→ **INPUT MATERIAL**:
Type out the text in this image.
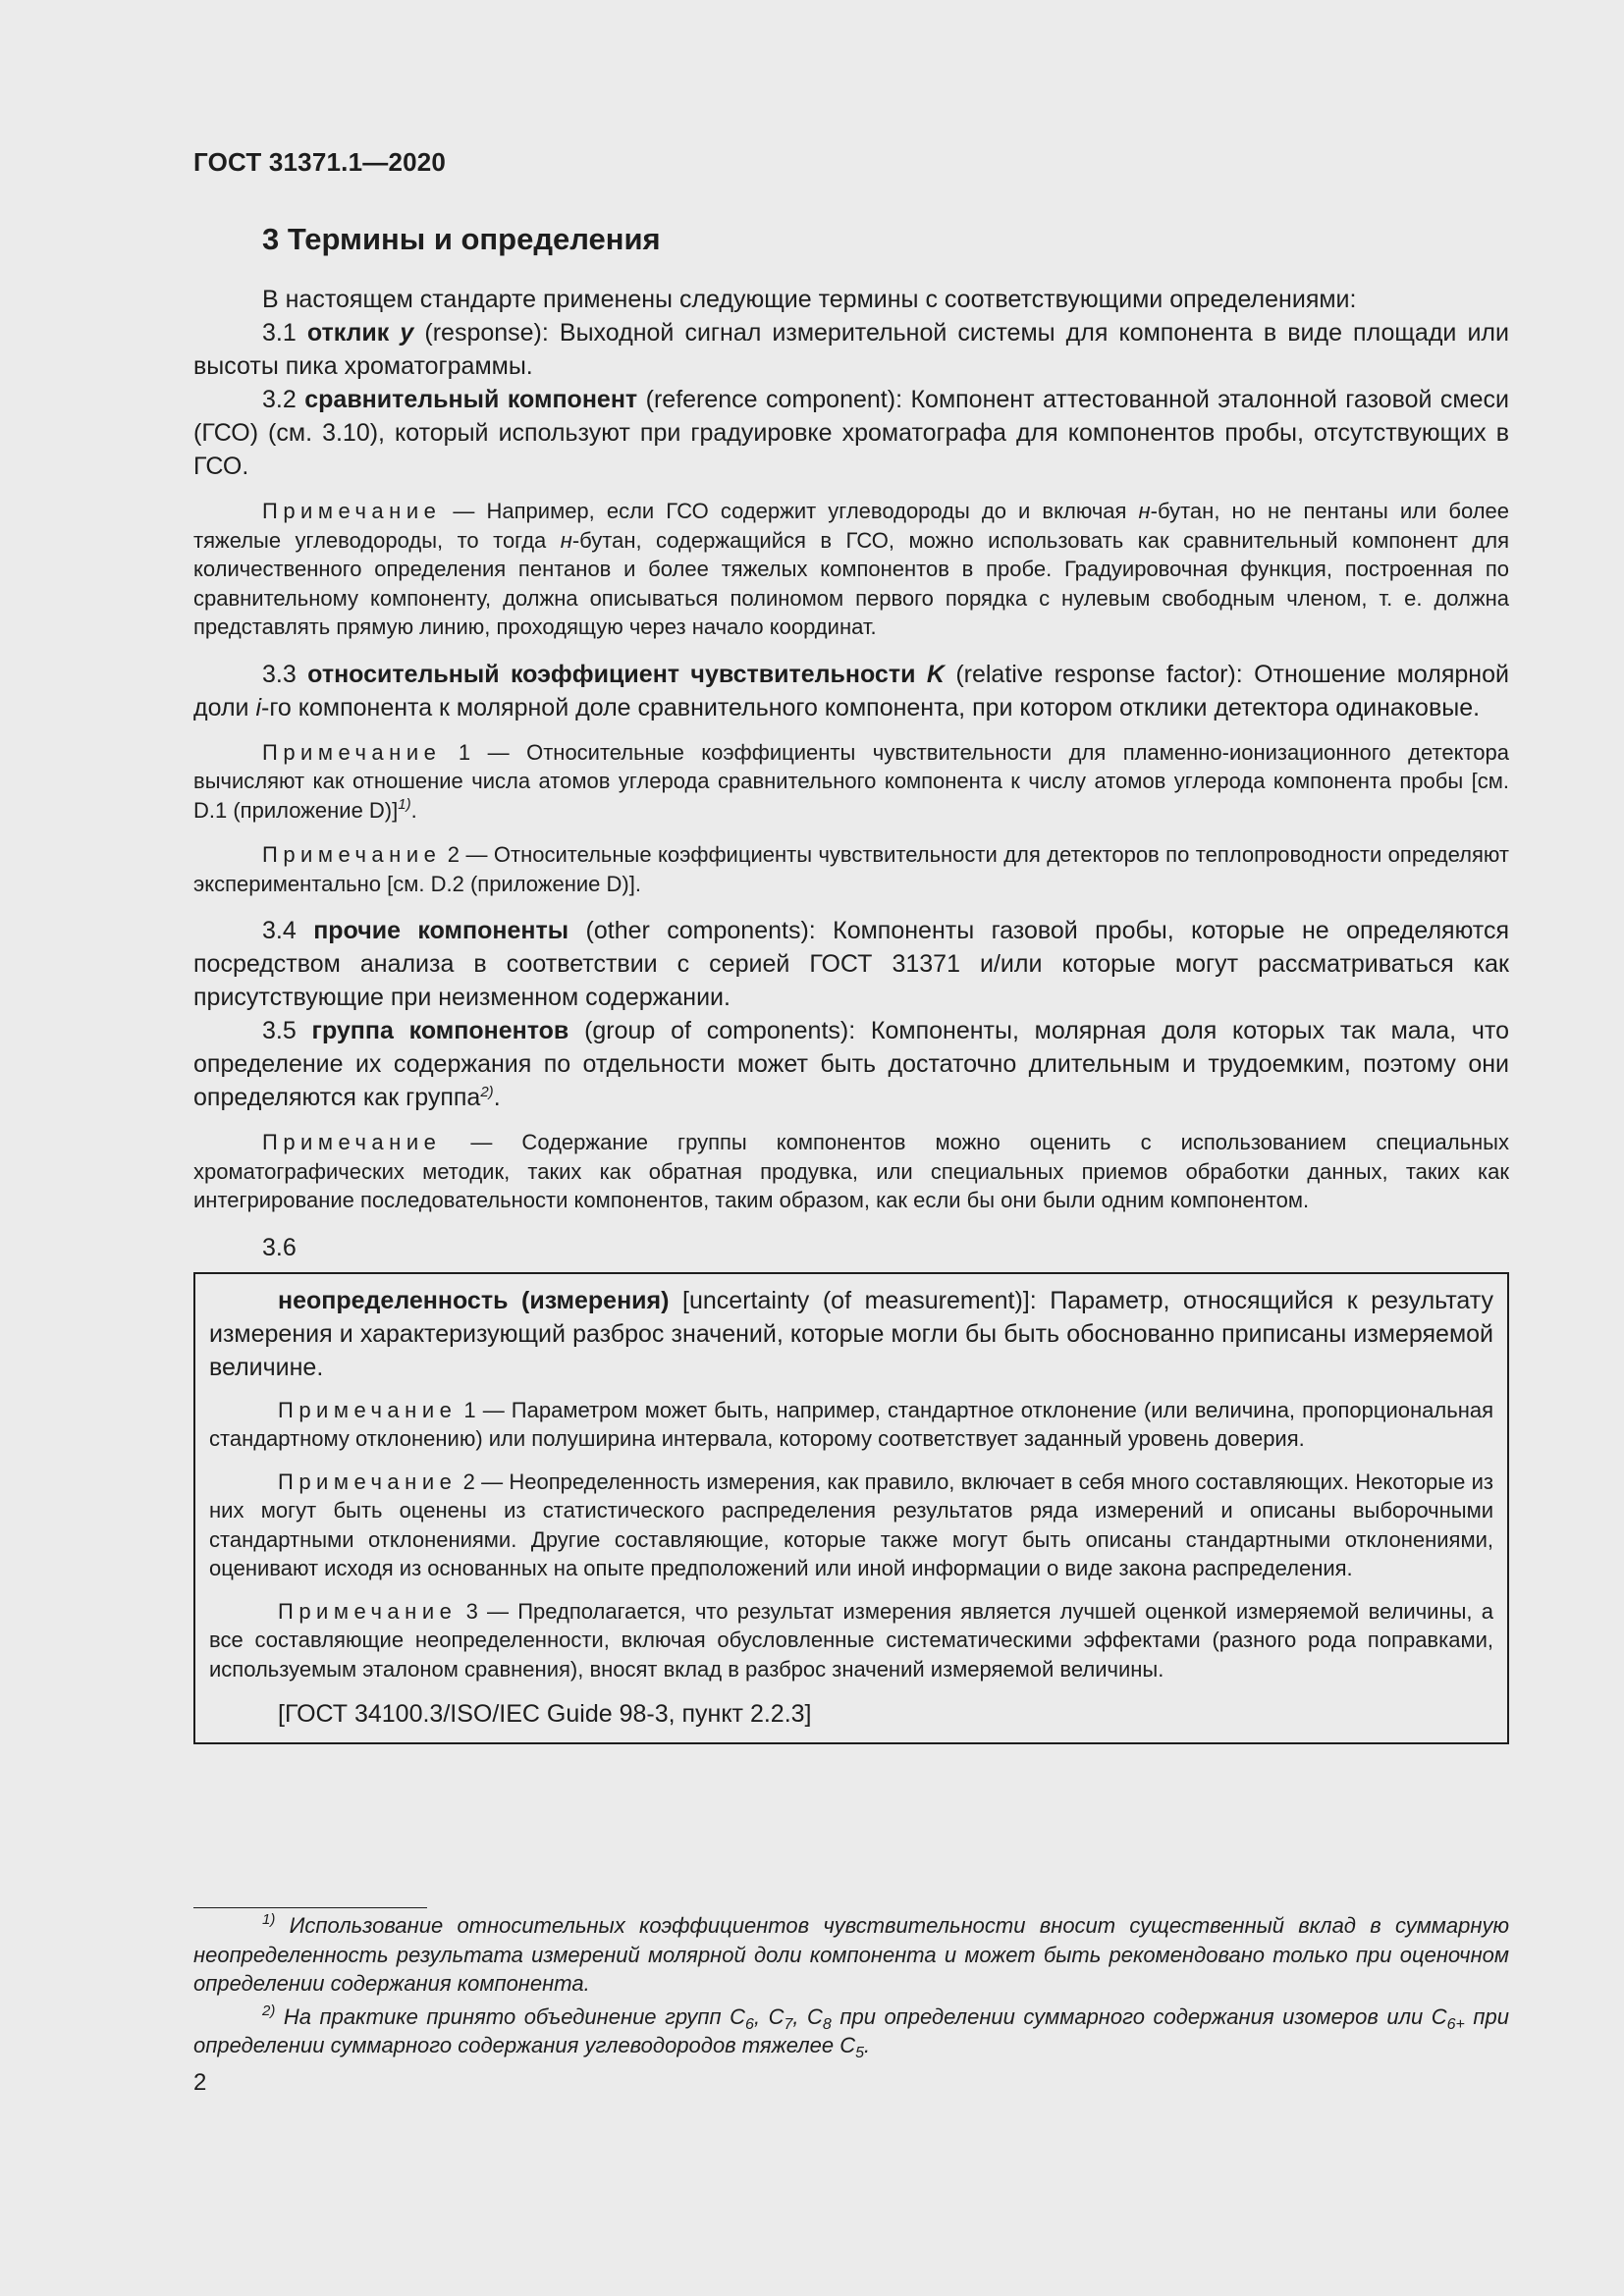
ГОСТ 31371.1—2020
3 Термины и определения

В настоящем стандарте применены следующие термины с соответствующими определениями:

3.1 отклик y (response): Выходной сигнал измерительной системы для компонента в виде площади или высоты пика хроматограммы.

3.2 сравнительный компонент (reference component): Компонент аттестованной эталонной газовой смеси (ГСО) (см. 3.10), который используют при градуировке хроматографа для компонентов пробы, отсутствующих в ГСО.

Примечание — Например, если ГСО содержит углеводороды до и включая н-бутан, но не пентаны или более тяжелые углеводороды, то тогда н-бутан, содержащийся в ГСО, можно использовать как сравнительный компонент для количественного определения пентанов и более тяжелых компонентов в пробе. Градуировочная функция, построенная по сравнительному компоненту, должна описываться полиномом первого порядка с нулевым свободным членом, т. е. должна представлять прямую линию, проходящую через начало координат.

3.3 относительный коэффициент чувствительности K (relative response factor): Отношение молярной доли i-го компонента к молярной доле сравнительного компонента, при котором отклики детектора одинаковые.

Примечание 1 — Относительные коэффициенты чувствительности для пламенно-ионизационного детектора вычисляют как отношение числа атомов углерода сравнительного компонента к числу атомов углерода компонента пробы [см. D.1 (приложение D)]$^{1)}$.

Примечание 2 — Относительные коэффициенты чувствительности для детекторов по теплопроводности определяют экспериментально [см. D.2 (приложение D)].

3.4 прочие компоненты (other components): Компоненты газовой пробы, которые не определяются посредством анализа в соответствии с серией ГОСТ 31371 и/или которые могут рассматриваться как присутствующие при неизменном содержании.

3.5 группа компонентов (group of components): Компоненты, молярная доля которых так мала, что определение их содержания по отдельности может быть достаточно длительным и трудоемким, поэтому они определяются как группа$^{2)}$.

Примечание — Содержание группы компонентов можно оценить с использованием специальных хроматографических методик, таких как обратная продувка, или специальных приемов обработки данных, таких как интегрирование последовательности компонентов, таким образом, как если бы они были одним компонентом.

3.6

неопределенность (измерения) [uncertainty (of measurement)]: Параметр, относящийся к результату измерения и характеризующий разброс значений, которые могли бы быть обоснованно приписаны измеряемой величине.

Примечание 1 — Параметром может быть, например, стандартное отклонение (или величина, пропорциональная стандартному отклонению) или полуширина интервала, которому соответствует заданный уровень доверия.

Примечание 2 — Неопределенность измерения, как правило, включает в себя много составляющих. Некоторые из них могут быть оценены из статистического распределения результатов ряда измерений и описаны выборочными стандартными отклонениями. Другие составляющие, которые также могут быть описаны стандартными отклонениями, оценивают исходя из основанных на опыте предположений или иной информации о виде закона распределения.

Примечание 3 — Предполагается, что результат измерения является лучшей оценкой измеряемой величины, а все составляющие неопределенности, включая обусловленные систематическими эффектами (разного рода поправками, используемым эталоном сравнения), вносят вклад в разброс значений измеряемой величины.

[ГОСТ 34100.3/ISO/IEC Guide 98-3, пункт 2.2.3]

$^{1)}$ Использование относительных коэффициентов чувствительности вносит существенный вклад в суммарную неопределенность результата измерений молярной доли компонента и может быть рекомендовано только при оценочном определении содержания компонента.

$^{2)}$ На практике принято объединение групп $C_6$, $C_7$, $C_8$ при определении суммарного содержания изомеров или $C_{6+}$ при определении суммарного содержания углеводородов тяжелее $C_5$.

2
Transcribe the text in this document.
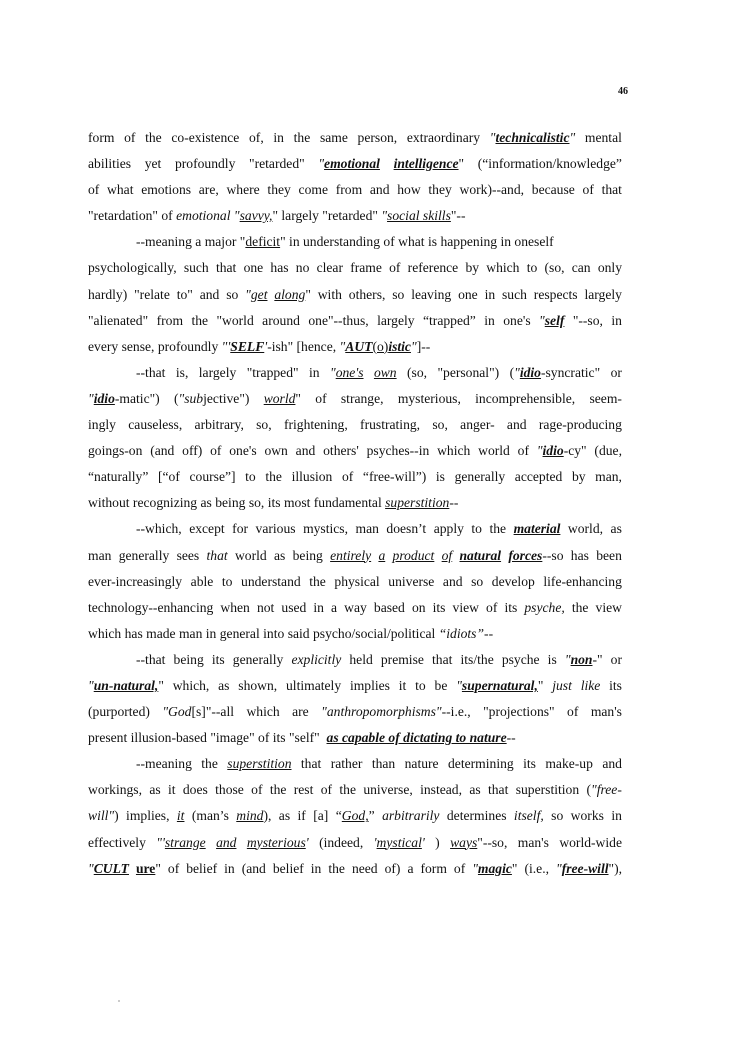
46
form of the co-existence of, in the same person, extraordinary "technicalistic" mental
abilities yet profoundly "retarded" "emotional intelligence" (“information/knowledge”
of what emotions are, where they come from and how they work)--and, because of that
"retardation" of emotional " savvy, " largely "retarded" " social skills "--
--meaning a major " deficit " in understanding of what is happening in oneself
psychologically, such that one has no clear frame of reference by which to (so, can only
hardly) "relate to" and so "get along" with others, so leaving one in such respects largely
"alienated" from the "world around one"--thus, largely “trapped” in one's "self "--so, in
every sense, profoundly "' SELF ' -ish" [hence, " AUT (o) istic " ]--
--that is, largely "trapped" in "one's own (so, "personal") ("idio-syncratic" or
"idio-matic") ("subjective") world" of strange, mysterious, incomprehensible, seem-
ingly causeless, arbitrary, so, frightening, frustrating, so, anger- and rage-producing
goings-on (and off) of one's own and others' psyches--in which world of "idio-cy" (due,
“naturally” [“of course”] to the illusion of “free-will”) is generally accepted by man,
without recognizing as being so, its most fundamental superstition --
--which, except for various mystics, man doesn’t apply to the material world, as
man generally sees that world as being entirely a product of natural forces--so has been
ever-increasingly able to understand the physical universe and so develop life-enhancing
technology--enhancing when not used in a way based on its view of its psyche, the view
which has made man in general into said psycho/social/political “idiots” --
--that being its generally explicitly held premise that its/the psyche is "non-" or
"un-natural," which, as shown, ultimately implies it to be "supernatural," just like its
(purported) "God[s]"--all which are "anthropomorphisms"--i.e., "projections" of man's
present illusion-based "image" of its "self" as capable of dictating to nature --
--meaning the superstition that rather than nature determining its make-up and
workings, as it does those of the rest of the universe, instead, as that superstition ("free-
will") implies, it (man’s mind), as if [a] “God,” arbitrarily determines itself, so works in
effectively "'strange and mysterious' (indeed, 'mystical' ) ways"--so, man's world-wide
"CULT ure" of belief in (and belief in the need of) a form of "magic" (i.e., "free-will"),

→ **PROBLEM TO SOLVE**: Go through the records. Copy each line where "mysterious" appears.

→ **THE ANSWER**:
"idio-matic") ("subjective") world" of strange, mysterious, incomprehensible, seem-
effectively "'strange and mysterious' (indeed, 'mystical' ) ways"--so, man's world-wide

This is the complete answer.